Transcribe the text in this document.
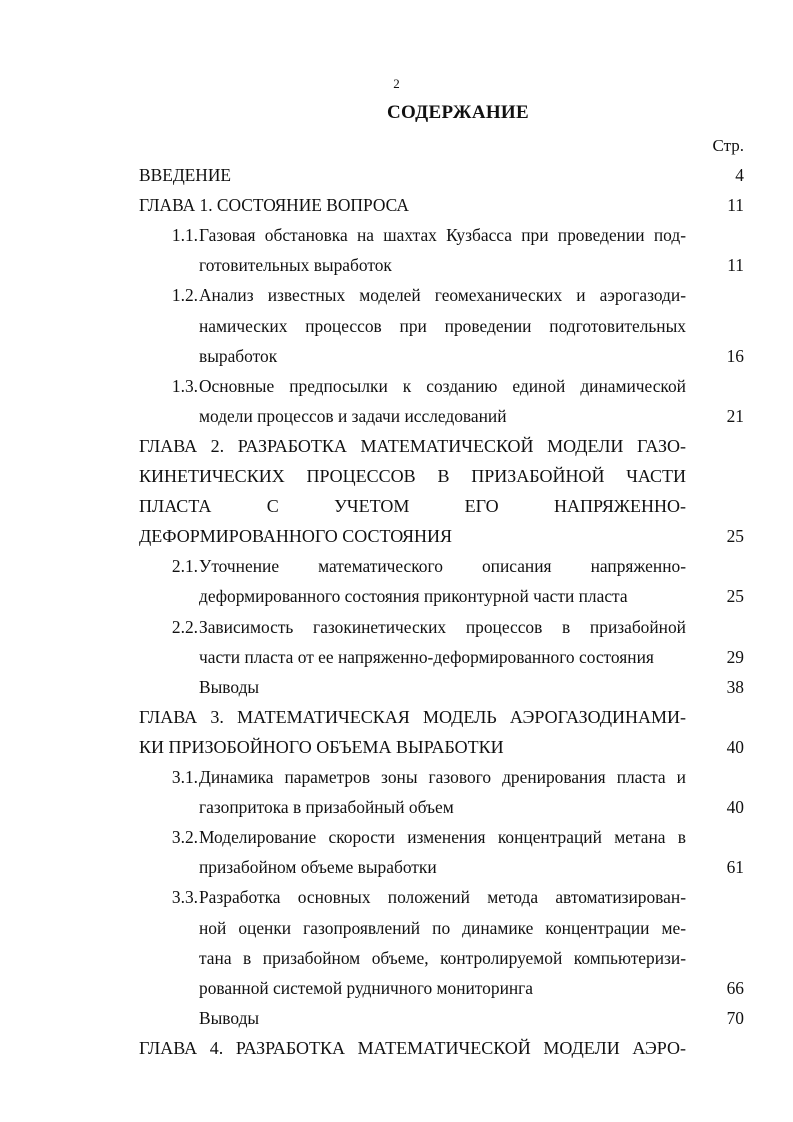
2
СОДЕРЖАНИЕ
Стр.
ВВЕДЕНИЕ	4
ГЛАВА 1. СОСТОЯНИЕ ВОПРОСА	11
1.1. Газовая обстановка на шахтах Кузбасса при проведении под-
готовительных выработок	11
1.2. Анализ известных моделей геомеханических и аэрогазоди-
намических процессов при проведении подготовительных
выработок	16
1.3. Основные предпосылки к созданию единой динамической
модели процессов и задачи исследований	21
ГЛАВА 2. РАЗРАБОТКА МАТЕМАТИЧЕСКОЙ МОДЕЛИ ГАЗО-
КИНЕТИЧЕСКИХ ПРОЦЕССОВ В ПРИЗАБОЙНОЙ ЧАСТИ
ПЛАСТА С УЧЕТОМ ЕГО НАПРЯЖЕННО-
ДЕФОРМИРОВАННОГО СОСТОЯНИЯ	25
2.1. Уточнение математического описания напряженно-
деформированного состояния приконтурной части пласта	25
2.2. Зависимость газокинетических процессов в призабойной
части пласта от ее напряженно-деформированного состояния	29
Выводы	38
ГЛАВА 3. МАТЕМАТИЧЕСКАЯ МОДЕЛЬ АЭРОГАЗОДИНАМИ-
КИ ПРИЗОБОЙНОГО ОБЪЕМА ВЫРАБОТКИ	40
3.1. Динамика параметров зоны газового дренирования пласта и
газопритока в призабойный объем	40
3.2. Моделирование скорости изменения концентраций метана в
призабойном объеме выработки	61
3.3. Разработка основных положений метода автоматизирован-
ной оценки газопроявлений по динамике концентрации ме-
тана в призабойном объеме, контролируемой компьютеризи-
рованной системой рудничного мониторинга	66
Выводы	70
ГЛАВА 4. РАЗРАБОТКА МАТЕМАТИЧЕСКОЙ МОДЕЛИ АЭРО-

•••

→ Task details
How many of the lines in the listing above hold the word "проведении"? Report only that figure.

→ Task result
2